--- Start of The records ---
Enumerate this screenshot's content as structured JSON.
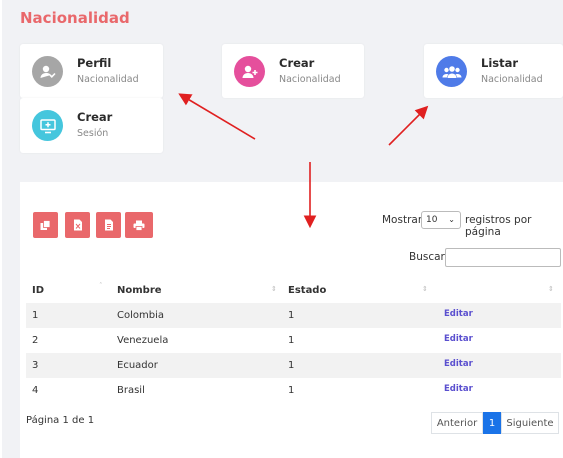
{
  "page_title": "Nacionalidad",
  "cards": [
    {
      "title": "Perfil",
      "subtitle": "Nacionalidad",
      "icon": "user-check-icon",
      "color": "#a6a6a6"
    },
    {
      "title": "Crear",
      "subtitle": "Nacionalidad",
      "icon": "user-plus-icon",
      "color": "#e54f9c"
    },
    {
      "title": "Listar",
      "subtitle": "Nacionalidad",
      "icon": "users-icon",
      "color": "#4f7be8"
    },
    {
      "title": "Crear",
      "subtitle": "Sesión",
      "icon": "monitor-plus-icon",
      "color": "#45c6dd"
    }
  ],
  "table_controls": {
    "show_label": "Mostrar",
    "page_size": "10",
    "per_page_label": "registros por página",
    "search_label": "Buscar",
    "search_value": "",
    "export_buttons": [
      "copy-icon",
      "excel-icon",
      "pdf-icon",
      "print-icon"
    ],
    "export_color": "#e9686b"
  },
  "table": {
    "columns": [
      "ID",
      "Nombre",
      "Estado",
      ""
    ],
    "rows": [
      {
        "id": "1",
        "nombre": "Colombia",
        "estado": "1",
        "action": "Editar"
      },
      {
        "id": "2",
        "nombre": "Venezuela",
        "estado": "1",
        "action": "Editar"
      },
      {
        "id": "3",
        "nombre": "Ecuador",
        "estado": "1",
        "action": "Editar"
      },
      {
        "id": "4",
        "nombre": "Brasil",
        "estado": "1",
        "action": "Editar"
      }
    ]
  },
  "pagination": {
    "info": "Página 1 de 1",
    "previous": "Anterior",
    "current": "1",
    "next": "Siguiente"
  },
  "colors": {
    "accent": "#e9686b",
    "arrow": "#e02020",
    "link": "#5a4fcf",
    "active_page": "#1a73e8"
  }
}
--- End of The records ---
■ Work to complete: Pictures are excluded; copy every other part of the records exactly.

■ Exercise output:
Enumerate this screenshot's content as structured JSON.
{
  "page_title": "Nacionalidad",
  "cards": [
    {
      "title": "Perfil",
      "subtitle": "Nacionalidad",
      "icon": "user-check-icon",
      "color": "#a6a6a6"
    },
    {
      "title": "Crear",
      "subtitle": "Nacionalidad",
      "icon": "user-plus-icon",
      "color": "#e54f9c"
    },
    {
      "title": "Listar",
      "subtitle": "Nacionalidad",
      "icon": "users-icon",
      "color": "#4f7be8"
    },
    {
      "title": "Crear",
      "subtitle": "Sesión",
      "icon": "monitor-plus-icon",
      "color": "#45c6dd"
    }
  ],
  "table_controls": {
    "show_label": "Mostrar",
    "page_size": "10",
    "per_page_label": "registros por página",
    "search_label": "Buscar",
    "search_value": "",
    "export_buttons": [
      "copy-icon",
      "excel-icon",
      "pdf-icon",
      "print-icon"
    ],
    "export_color": "#e9686b"
  },
  "table": {
    "columns": [
      "ID",
      "Nombre",
      "Estado",
      ""
    ],
    "rows": [
      {
        "id": "1",
        "nombre": "Colombia",
        "estado": "1",
        "action": "Editar"
      },
      {
        "id": "2",
        "nombre": "Venezuela",
        "estado": "1",
        "action": "Editar"
      },
      {
        "id": "3",
        "nombre": "Ecuador",
        "estado": "1",
        "action": "Editar"
      },
      {
        "id": "4",
        "nombre": "Brasil",
        "estado": "1",
        "action": "Editar"
      }
    ]
  },
  "pagination": {
    "info": "Página 1 de 1",
    "previous": "Anterior",
    "current": "1",
    "next": "Siguiente"
  },
  "colors": {
    "accent": "#e9686b",
    "arrow": "#e02020",
    "link": "#5a4fcf",
    "active_page": "#1a73e8"
  }
}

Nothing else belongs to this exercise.